_ACTIVITY_:
Search the data for the word "close" and copy each line that has it.

───── EXTRACTED MATERIAL

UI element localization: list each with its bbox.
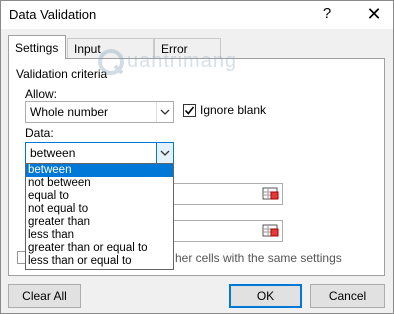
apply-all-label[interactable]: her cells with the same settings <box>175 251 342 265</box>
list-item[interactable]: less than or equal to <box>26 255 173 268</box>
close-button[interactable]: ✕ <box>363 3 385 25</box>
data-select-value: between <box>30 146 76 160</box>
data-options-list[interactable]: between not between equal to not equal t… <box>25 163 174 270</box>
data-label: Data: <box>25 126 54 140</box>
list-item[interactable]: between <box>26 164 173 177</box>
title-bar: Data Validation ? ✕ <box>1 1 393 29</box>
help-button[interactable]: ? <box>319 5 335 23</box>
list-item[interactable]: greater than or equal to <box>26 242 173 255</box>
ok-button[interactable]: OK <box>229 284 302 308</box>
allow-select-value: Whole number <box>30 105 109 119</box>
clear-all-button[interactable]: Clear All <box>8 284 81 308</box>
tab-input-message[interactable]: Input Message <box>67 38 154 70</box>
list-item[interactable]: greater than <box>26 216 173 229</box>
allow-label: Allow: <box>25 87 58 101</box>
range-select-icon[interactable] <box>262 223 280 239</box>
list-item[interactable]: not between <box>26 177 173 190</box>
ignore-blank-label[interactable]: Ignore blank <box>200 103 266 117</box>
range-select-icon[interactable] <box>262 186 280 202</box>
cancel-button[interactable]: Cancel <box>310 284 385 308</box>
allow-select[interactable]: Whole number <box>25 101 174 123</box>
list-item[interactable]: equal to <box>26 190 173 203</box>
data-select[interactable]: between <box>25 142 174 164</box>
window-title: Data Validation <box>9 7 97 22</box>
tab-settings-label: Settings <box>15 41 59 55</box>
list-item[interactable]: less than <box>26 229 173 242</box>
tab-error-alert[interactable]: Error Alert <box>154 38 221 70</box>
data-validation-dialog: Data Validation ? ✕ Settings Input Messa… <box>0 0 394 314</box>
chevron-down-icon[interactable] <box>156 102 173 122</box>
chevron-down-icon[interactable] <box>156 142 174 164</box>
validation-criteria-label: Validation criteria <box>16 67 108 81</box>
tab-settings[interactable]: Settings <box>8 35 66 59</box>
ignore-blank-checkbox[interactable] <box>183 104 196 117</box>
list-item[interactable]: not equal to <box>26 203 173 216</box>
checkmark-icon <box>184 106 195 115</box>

──────────
───── EXTRACTED MATERIAL

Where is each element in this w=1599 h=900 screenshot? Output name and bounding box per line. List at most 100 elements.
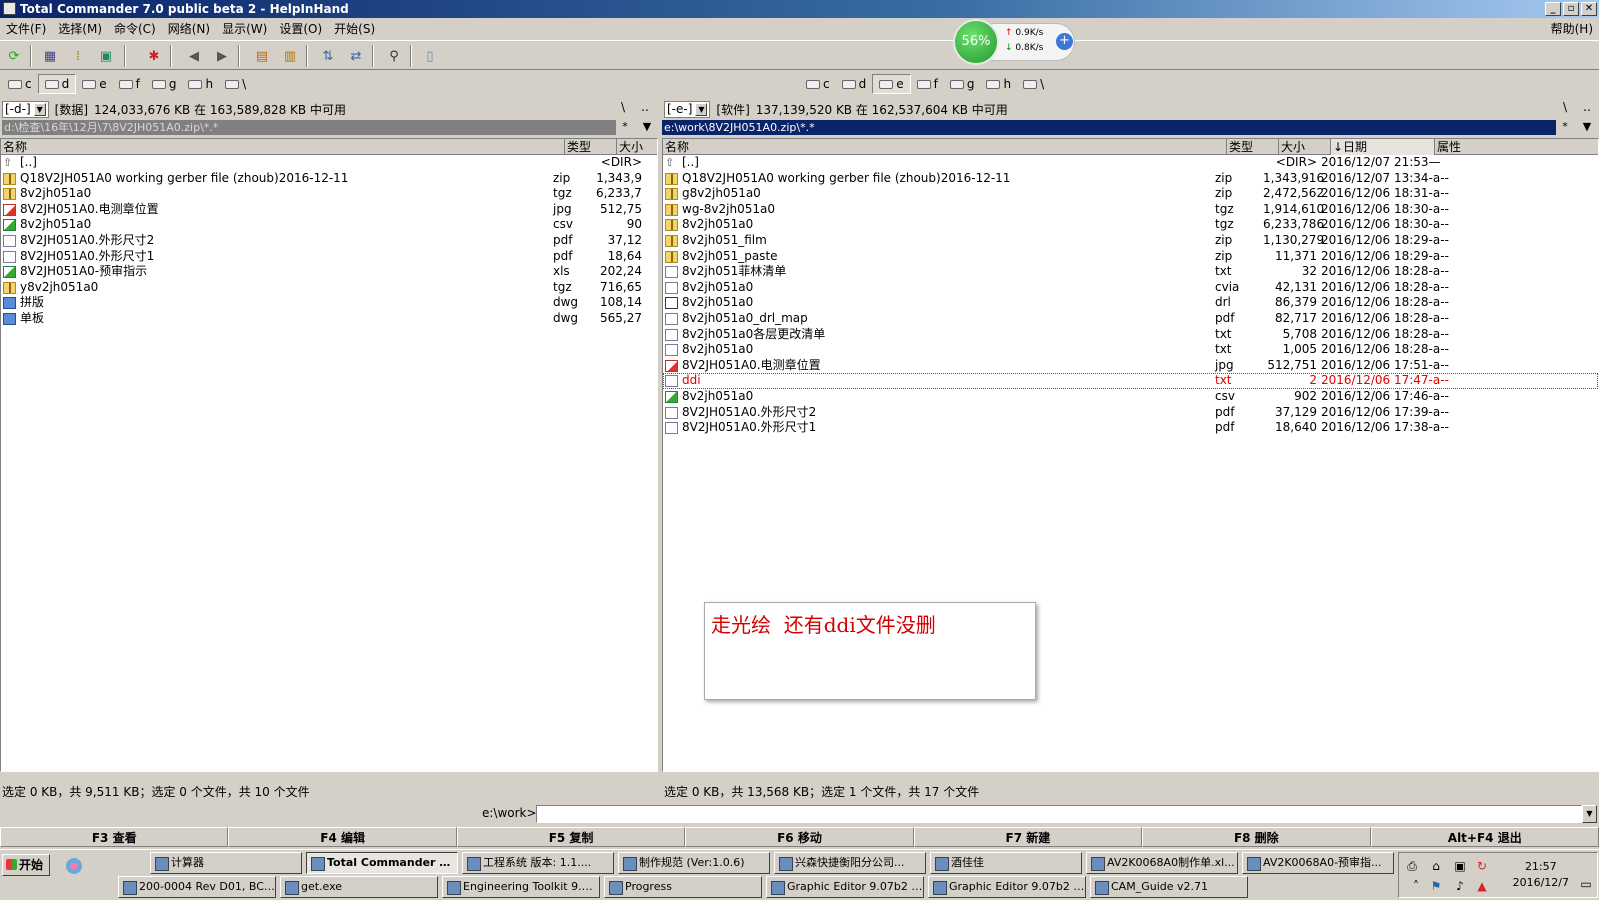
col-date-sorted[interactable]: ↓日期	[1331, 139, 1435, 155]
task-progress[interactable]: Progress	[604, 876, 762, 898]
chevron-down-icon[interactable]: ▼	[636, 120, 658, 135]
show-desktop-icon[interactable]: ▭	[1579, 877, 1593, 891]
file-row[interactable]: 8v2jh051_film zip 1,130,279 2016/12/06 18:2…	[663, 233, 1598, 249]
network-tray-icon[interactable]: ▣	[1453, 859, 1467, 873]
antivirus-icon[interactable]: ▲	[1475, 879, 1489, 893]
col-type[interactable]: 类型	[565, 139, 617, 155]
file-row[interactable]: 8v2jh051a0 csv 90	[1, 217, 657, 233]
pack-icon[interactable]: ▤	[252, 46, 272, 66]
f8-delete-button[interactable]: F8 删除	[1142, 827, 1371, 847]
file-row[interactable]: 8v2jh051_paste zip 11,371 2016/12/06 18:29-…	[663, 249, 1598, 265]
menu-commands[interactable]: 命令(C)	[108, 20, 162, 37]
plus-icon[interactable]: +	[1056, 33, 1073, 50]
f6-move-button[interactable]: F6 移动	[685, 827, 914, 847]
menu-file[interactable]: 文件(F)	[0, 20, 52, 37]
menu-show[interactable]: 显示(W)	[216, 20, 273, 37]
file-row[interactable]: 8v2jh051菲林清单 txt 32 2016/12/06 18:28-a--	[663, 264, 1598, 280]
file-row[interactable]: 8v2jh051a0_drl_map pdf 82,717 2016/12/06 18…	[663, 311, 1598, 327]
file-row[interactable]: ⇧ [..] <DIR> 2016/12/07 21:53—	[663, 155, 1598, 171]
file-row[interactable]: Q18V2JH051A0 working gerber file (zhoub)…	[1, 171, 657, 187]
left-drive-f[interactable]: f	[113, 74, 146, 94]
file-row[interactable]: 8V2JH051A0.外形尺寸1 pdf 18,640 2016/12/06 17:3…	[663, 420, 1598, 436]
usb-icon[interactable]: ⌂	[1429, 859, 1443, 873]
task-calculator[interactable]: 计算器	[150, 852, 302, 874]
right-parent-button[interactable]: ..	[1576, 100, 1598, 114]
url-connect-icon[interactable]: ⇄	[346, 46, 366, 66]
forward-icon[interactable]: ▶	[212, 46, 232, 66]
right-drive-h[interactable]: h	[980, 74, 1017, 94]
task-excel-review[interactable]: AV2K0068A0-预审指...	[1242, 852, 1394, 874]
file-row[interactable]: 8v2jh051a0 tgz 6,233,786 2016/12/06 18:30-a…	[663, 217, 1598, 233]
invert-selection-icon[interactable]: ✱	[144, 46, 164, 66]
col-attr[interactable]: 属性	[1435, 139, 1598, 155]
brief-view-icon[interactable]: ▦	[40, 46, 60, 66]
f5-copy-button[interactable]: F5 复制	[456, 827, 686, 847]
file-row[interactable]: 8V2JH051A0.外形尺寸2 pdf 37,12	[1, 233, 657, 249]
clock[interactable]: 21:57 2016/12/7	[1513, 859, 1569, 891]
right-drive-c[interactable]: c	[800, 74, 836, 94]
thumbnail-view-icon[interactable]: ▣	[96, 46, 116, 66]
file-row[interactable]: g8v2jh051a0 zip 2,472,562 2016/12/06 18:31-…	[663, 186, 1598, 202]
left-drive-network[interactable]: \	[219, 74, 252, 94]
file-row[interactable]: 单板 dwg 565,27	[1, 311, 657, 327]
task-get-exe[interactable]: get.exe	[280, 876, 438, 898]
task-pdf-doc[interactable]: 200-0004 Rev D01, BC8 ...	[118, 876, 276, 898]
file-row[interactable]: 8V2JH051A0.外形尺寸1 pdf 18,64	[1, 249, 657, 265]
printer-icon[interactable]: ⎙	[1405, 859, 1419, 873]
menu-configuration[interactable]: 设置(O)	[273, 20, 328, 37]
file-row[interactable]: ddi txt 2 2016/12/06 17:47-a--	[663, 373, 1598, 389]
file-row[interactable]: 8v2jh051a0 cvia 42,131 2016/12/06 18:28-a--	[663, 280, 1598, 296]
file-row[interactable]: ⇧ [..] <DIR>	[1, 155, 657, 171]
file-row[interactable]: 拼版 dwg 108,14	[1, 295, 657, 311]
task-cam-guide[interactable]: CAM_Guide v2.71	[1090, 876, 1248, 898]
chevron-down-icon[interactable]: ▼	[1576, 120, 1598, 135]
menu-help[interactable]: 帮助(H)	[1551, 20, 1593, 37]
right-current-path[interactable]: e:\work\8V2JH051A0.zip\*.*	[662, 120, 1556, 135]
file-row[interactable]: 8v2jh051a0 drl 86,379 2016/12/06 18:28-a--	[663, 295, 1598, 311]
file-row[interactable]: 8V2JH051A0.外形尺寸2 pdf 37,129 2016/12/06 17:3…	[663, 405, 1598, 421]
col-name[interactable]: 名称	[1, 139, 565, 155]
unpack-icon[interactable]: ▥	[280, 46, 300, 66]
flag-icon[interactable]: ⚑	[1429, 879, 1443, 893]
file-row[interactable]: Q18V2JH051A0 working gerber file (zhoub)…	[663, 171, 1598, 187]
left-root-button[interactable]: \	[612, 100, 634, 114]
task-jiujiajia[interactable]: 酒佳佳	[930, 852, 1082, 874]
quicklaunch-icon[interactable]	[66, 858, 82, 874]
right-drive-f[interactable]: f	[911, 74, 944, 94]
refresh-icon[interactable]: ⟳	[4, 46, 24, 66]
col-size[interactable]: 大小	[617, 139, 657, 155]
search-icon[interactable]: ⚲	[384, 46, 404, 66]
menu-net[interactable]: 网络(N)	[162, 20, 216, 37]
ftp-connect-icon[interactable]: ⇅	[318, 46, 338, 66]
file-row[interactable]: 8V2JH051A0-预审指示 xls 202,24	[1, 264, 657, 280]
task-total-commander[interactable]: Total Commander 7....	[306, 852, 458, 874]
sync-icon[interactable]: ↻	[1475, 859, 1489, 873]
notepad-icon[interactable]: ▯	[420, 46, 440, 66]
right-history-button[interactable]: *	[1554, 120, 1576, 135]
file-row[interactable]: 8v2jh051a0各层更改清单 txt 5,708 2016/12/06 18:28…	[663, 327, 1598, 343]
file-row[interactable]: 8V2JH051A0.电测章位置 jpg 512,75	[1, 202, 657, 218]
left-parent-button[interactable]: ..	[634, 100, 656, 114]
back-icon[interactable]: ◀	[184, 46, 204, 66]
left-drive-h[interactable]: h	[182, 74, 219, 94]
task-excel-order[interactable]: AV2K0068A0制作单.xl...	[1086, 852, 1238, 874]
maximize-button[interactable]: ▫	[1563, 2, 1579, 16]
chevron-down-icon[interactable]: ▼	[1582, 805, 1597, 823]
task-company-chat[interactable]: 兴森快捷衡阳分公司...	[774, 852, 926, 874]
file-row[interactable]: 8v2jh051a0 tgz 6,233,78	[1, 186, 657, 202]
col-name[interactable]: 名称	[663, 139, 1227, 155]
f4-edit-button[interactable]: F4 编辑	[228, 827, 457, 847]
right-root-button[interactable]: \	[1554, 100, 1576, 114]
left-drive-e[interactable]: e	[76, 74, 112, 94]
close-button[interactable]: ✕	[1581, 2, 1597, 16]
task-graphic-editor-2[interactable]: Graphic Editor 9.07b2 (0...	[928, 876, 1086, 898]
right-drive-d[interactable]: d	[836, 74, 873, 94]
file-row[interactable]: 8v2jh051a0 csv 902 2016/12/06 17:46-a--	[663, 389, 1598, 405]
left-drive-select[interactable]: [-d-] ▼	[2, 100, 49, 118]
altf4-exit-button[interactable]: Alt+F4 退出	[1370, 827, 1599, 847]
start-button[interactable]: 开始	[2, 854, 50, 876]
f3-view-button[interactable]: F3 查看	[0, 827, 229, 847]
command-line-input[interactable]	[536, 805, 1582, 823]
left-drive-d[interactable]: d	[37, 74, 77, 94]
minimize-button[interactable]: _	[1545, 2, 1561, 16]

──────────

_EXERCISE RESULT_:
close-button[interactable]: ✕ <box>363 3 385 25</box>
close-button[interactable]: ✕	[1581, 2, 1597, 16]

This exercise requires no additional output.